→ **Exercise objective**
Pull every line with the word "VARENNES" out of the entries below.
+++
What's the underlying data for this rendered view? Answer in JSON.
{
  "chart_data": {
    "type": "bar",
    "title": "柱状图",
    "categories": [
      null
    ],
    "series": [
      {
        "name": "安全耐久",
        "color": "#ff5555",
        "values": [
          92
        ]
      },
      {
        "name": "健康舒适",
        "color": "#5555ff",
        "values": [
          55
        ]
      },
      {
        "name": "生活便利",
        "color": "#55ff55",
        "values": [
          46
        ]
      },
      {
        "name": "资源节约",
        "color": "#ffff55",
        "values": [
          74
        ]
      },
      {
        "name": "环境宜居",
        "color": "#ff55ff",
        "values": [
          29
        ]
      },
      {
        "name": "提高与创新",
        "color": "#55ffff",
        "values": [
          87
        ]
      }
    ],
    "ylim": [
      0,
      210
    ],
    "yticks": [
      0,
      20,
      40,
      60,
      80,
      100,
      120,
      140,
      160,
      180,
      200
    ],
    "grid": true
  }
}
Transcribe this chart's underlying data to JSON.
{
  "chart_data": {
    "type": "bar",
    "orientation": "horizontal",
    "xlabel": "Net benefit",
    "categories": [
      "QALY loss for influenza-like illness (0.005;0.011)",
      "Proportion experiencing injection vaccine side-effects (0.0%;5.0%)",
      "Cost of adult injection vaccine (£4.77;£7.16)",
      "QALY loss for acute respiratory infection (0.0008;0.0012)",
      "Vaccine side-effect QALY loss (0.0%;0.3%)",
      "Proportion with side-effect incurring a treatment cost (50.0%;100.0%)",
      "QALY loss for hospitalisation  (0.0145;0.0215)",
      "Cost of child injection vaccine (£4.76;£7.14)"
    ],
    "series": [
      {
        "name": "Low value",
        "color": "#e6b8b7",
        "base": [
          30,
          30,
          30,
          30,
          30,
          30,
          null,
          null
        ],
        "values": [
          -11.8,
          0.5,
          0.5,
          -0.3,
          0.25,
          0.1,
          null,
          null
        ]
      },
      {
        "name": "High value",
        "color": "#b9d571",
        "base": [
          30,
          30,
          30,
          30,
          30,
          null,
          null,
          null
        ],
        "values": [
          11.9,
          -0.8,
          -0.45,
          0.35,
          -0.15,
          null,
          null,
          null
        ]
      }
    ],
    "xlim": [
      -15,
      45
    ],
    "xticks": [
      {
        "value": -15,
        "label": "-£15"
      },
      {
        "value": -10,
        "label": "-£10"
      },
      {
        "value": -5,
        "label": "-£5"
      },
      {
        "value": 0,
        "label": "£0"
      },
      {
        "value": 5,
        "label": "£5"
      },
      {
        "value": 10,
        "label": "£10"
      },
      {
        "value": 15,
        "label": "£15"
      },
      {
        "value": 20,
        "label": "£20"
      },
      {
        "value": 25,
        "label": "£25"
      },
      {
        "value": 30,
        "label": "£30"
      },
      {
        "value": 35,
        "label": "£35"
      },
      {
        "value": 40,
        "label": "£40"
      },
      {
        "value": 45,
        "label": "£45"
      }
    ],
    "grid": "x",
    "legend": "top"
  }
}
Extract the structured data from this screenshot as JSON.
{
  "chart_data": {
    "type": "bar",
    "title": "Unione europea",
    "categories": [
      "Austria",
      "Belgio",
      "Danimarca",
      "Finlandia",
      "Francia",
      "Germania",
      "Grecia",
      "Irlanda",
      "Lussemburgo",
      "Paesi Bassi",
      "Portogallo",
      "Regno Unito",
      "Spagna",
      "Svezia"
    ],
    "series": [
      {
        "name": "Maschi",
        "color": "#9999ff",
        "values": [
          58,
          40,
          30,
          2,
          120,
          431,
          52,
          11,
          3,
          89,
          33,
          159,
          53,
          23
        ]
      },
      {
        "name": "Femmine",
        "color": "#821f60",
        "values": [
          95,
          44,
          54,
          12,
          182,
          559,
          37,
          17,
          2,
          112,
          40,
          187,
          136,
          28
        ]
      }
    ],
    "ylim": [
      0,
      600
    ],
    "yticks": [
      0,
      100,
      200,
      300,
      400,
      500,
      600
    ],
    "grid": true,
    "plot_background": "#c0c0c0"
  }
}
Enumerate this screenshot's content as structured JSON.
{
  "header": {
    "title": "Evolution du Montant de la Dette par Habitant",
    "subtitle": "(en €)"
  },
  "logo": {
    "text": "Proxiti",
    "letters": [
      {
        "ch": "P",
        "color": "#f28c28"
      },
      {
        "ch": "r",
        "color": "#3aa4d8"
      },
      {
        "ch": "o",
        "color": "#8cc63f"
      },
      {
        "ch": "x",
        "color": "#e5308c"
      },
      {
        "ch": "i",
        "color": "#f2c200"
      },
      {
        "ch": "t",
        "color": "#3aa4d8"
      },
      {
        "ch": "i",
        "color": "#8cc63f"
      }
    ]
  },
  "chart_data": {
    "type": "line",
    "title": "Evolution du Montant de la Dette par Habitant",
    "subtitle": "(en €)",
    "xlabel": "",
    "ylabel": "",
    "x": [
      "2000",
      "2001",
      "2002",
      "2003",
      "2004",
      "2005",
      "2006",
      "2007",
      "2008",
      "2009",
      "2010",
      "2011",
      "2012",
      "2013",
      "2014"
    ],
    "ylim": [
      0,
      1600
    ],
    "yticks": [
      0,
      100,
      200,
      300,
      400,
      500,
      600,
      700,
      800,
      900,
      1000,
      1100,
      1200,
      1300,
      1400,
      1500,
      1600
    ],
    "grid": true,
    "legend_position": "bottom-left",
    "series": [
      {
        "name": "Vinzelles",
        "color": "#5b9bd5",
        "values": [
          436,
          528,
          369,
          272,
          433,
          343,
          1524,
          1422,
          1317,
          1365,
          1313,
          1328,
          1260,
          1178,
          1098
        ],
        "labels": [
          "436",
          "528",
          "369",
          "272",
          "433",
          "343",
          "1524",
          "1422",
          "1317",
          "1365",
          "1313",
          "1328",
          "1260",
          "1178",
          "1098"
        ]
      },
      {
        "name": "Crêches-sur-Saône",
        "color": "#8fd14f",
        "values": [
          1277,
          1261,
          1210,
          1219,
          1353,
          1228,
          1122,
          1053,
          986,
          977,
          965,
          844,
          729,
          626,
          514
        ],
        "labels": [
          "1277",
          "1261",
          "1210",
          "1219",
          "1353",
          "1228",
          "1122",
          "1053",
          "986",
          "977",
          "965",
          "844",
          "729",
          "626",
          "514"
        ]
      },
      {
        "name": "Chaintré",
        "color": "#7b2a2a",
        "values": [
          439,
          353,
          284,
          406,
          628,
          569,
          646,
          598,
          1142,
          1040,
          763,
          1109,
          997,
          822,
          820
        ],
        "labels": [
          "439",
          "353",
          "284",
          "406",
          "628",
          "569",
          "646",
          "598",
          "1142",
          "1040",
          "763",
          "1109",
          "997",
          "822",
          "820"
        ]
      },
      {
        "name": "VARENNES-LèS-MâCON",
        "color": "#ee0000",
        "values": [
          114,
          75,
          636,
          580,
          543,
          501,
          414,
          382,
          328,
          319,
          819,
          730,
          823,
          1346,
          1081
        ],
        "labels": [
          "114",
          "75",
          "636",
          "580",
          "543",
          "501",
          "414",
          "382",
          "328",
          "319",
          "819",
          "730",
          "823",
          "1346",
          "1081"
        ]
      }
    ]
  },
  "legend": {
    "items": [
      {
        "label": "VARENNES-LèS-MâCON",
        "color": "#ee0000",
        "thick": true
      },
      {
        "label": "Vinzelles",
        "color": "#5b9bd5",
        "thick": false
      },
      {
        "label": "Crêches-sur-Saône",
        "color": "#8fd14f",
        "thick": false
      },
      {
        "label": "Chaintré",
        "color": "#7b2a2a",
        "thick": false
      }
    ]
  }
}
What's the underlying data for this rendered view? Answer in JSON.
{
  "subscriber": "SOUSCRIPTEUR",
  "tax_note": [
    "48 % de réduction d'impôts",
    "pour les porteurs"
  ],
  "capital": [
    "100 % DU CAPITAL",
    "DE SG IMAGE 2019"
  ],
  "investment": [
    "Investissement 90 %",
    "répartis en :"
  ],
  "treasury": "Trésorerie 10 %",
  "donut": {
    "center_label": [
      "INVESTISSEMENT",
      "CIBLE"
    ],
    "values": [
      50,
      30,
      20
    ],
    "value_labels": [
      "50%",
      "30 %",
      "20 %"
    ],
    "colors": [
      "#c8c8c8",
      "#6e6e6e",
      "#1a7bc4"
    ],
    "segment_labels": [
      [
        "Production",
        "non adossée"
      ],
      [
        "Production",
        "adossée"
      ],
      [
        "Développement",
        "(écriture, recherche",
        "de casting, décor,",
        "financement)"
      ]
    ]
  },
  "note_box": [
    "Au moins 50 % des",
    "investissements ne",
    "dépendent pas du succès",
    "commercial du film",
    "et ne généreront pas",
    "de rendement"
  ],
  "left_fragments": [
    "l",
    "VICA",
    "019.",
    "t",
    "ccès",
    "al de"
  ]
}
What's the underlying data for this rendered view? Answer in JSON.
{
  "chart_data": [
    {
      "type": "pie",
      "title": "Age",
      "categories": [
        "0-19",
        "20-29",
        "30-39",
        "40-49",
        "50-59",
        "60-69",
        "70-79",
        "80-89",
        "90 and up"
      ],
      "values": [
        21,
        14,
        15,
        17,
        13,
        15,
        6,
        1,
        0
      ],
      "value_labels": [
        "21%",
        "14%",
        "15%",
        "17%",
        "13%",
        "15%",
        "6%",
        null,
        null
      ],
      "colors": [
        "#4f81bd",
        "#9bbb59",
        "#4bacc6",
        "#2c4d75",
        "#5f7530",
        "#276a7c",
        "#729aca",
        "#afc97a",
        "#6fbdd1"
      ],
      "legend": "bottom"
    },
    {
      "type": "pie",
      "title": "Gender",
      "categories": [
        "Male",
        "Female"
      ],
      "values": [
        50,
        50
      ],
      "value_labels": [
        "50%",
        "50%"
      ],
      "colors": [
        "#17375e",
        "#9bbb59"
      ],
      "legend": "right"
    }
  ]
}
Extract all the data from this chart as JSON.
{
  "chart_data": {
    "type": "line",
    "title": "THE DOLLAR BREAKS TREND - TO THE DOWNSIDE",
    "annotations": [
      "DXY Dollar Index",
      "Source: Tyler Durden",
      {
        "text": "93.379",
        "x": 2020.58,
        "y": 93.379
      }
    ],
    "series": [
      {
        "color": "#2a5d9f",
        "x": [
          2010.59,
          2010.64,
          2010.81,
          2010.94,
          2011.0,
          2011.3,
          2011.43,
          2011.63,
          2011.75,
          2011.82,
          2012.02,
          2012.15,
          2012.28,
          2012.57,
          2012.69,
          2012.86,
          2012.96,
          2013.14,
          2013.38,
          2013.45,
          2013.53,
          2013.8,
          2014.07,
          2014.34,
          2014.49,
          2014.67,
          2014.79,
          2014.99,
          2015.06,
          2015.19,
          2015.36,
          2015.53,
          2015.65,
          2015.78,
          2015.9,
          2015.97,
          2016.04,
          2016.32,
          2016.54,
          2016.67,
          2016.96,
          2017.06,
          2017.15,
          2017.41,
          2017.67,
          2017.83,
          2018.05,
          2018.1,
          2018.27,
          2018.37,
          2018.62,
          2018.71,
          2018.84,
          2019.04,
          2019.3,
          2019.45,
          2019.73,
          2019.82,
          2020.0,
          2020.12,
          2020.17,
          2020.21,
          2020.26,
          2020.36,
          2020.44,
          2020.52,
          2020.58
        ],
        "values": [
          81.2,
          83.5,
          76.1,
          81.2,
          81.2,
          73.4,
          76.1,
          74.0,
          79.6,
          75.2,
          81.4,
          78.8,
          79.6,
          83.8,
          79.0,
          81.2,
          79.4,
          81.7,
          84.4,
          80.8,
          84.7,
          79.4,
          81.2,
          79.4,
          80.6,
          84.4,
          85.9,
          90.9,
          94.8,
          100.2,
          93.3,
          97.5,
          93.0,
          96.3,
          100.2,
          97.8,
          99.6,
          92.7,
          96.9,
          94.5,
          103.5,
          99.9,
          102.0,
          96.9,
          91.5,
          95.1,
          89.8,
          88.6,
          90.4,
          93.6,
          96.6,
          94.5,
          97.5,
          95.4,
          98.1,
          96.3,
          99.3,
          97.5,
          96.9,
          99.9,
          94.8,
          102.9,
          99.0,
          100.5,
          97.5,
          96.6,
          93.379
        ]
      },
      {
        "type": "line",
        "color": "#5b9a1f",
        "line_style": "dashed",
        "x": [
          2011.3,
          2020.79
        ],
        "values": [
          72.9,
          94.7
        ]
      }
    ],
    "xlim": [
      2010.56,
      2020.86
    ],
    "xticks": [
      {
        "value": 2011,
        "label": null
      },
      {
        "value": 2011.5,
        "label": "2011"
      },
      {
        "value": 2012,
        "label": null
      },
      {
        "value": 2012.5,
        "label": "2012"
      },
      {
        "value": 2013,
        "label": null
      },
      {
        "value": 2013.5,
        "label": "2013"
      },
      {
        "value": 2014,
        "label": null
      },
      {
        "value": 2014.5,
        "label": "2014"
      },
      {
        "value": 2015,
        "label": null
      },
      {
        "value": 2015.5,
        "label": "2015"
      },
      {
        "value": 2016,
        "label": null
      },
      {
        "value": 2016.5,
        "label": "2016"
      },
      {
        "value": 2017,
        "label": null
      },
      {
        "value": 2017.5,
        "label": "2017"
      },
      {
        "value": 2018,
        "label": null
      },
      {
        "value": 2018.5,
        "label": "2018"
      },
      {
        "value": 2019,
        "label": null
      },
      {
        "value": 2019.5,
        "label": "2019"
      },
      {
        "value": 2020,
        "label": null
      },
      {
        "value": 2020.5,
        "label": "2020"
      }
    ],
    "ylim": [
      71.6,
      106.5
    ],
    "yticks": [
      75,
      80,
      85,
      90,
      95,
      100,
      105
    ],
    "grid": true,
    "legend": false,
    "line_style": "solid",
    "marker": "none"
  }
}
+++
→ **Solution**
        "name": "VARENNES-LèS-MâCON",
        "label": "VARENNES-LèS-MâCON",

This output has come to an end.